### [What is needed]
From the entries below, work out the number of lines that hold the word "従業員判断DI", and give that number alone.

[begin Items]

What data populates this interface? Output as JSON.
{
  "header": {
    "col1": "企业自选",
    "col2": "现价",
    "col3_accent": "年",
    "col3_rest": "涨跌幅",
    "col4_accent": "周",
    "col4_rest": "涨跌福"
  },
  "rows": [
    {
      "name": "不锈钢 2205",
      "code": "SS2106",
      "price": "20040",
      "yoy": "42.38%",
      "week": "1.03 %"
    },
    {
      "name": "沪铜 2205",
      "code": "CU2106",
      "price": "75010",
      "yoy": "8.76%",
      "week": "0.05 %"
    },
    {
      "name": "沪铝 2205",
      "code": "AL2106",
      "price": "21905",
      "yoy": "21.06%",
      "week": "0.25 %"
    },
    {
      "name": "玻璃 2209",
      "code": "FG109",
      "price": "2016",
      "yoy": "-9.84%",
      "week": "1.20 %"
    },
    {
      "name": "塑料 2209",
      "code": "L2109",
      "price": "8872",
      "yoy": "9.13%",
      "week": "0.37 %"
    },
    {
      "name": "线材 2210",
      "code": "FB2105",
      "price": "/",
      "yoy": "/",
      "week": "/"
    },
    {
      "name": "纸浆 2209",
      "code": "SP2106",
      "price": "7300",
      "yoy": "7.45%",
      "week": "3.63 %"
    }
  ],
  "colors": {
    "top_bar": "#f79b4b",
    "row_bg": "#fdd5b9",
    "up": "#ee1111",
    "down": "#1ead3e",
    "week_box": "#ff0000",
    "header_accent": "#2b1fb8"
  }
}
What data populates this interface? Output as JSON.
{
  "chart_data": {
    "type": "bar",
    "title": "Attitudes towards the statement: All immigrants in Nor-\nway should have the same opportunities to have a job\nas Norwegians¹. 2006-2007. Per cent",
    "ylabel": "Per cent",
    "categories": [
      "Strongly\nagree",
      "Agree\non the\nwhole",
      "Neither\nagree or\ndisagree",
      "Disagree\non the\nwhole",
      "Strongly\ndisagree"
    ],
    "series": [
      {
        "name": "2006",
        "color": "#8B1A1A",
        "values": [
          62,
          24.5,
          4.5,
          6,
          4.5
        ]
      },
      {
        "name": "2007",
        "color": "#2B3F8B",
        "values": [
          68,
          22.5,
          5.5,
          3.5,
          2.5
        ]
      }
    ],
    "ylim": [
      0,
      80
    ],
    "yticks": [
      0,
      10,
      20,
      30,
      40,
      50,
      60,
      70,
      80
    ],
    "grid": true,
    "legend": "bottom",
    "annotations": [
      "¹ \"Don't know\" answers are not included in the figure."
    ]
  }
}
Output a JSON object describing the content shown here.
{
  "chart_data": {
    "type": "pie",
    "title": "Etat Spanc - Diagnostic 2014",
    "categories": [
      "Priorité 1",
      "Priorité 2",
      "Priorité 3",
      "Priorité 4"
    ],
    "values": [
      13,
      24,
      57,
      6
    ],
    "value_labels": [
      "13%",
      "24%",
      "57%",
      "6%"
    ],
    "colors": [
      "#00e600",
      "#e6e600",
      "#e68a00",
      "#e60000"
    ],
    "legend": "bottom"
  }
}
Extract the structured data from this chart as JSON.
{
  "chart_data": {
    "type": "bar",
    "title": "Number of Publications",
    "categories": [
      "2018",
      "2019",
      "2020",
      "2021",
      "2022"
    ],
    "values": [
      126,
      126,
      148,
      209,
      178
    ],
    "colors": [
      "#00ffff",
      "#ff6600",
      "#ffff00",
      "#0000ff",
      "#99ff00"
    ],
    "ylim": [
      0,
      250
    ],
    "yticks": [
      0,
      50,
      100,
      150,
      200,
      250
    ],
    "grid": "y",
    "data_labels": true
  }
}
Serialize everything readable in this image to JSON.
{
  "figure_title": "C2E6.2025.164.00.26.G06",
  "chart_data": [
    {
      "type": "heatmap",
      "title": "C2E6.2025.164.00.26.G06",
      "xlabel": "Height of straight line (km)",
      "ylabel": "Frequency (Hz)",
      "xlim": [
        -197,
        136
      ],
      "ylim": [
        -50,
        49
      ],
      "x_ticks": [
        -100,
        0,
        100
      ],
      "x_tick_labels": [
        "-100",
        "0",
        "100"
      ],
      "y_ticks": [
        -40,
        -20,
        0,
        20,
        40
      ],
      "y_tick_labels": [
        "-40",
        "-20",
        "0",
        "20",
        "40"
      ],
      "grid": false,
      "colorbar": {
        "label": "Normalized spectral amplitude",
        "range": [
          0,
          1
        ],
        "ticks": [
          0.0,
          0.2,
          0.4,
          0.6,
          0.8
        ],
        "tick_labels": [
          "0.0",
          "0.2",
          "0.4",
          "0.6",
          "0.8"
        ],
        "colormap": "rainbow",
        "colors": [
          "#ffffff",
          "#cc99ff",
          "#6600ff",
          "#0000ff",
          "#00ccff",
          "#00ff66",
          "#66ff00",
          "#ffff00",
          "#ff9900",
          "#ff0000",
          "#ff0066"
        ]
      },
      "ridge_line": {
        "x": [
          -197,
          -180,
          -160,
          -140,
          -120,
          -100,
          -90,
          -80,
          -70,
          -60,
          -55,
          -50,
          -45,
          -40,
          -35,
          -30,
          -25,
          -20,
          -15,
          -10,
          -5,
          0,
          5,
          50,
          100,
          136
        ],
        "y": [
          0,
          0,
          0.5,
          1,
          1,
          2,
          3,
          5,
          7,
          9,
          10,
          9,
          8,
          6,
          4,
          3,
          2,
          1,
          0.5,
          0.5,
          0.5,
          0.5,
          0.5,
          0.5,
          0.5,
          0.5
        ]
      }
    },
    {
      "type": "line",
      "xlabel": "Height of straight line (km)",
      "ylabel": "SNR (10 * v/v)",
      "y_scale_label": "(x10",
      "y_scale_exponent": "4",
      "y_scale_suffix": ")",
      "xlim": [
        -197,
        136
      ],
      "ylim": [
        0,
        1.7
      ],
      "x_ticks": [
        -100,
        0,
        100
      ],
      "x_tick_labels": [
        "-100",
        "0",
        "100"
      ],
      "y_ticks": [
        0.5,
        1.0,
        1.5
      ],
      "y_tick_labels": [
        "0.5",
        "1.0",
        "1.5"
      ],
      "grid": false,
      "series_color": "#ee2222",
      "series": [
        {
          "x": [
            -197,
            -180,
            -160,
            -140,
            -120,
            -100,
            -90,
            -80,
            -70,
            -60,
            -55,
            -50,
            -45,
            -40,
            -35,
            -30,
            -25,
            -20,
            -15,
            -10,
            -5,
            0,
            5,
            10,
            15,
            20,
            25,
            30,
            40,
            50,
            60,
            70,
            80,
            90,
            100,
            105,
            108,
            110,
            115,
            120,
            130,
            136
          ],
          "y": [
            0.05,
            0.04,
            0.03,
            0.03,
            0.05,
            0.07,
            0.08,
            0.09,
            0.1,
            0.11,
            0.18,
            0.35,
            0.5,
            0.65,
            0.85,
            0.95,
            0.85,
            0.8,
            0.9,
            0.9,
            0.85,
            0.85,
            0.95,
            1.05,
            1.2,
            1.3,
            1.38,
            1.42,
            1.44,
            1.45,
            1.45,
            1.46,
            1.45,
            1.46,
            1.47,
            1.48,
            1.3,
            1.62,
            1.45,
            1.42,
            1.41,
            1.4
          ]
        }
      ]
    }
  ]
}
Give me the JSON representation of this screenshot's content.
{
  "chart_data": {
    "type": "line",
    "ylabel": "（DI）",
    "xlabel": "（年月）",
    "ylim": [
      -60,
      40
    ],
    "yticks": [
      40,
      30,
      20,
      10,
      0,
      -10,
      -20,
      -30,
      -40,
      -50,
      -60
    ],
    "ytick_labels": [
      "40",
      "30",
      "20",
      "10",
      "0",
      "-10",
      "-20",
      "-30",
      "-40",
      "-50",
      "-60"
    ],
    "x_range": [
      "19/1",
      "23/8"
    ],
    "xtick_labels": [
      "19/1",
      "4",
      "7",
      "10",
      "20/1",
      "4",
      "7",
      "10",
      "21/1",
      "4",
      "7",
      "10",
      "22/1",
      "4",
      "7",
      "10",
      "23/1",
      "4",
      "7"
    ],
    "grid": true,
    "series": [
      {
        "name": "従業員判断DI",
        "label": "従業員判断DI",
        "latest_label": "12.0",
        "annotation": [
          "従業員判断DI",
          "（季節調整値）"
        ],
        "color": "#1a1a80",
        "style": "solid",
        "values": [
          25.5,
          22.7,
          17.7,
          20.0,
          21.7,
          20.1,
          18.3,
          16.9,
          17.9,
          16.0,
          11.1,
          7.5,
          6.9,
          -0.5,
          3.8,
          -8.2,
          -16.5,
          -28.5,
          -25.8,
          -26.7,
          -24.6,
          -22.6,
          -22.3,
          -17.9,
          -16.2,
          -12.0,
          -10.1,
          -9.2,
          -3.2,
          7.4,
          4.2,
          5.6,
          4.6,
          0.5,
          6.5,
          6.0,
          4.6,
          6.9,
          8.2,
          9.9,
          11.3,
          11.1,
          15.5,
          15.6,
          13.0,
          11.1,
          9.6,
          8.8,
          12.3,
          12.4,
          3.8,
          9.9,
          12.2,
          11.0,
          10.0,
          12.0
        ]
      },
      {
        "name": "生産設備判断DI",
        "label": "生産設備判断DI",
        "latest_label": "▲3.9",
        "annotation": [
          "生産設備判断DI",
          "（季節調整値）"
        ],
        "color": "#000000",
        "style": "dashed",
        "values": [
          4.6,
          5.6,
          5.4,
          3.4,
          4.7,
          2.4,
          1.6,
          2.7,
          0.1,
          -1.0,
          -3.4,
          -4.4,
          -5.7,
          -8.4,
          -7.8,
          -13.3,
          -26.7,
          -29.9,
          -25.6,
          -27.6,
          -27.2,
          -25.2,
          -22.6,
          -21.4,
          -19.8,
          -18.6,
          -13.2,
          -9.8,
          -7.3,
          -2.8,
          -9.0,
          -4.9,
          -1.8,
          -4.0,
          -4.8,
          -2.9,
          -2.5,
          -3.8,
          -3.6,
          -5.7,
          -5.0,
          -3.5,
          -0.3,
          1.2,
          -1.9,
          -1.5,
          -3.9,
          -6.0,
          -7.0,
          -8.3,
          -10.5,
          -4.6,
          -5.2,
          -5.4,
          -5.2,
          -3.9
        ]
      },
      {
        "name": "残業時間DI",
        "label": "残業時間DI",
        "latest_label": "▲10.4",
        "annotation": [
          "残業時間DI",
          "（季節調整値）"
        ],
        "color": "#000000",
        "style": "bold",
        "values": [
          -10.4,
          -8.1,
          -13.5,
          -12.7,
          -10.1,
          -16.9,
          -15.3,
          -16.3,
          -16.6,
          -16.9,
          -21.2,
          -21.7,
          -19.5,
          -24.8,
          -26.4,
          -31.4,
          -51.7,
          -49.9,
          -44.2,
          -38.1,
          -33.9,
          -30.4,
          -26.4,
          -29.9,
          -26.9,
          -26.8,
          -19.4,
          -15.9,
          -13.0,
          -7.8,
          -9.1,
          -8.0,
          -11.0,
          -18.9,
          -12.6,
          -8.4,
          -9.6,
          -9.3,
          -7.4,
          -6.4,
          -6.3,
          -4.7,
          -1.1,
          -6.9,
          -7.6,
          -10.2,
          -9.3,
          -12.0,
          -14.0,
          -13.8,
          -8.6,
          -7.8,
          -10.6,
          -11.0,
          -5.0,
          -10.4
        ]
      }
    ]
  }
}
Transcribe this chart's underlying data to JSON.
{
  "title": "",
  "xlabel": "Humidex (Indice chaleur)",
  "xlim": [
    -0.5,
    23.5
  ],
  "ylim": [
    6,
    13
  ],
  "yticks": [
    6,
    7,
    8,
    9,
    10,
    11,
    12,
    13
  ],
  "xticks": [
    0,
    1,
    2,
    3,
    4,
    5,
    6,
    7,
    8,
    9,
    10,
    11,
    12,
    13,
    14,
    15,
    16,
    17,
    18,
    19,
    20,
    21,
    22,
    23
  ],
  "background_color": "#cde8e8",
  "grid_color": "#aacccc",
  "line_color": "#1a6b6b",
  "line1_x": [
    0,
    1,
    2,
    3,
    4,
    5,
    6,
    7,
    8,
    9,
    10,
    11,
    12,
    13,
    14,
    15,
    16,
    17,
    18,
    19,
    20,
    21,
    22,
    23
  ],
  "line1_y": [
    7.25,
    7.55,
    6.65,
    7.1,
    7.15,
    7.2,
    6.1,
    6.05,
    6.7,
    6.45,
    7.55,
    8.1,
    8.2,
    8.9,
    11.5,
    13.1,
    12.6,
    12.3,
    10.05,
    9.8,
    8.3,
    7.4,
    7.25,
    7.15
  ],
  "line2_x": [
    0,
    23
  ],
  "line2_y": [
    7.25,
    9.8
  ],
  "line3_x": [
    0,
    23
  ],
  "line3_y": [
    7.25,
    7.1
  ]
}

[end Items]

### [Result below]
3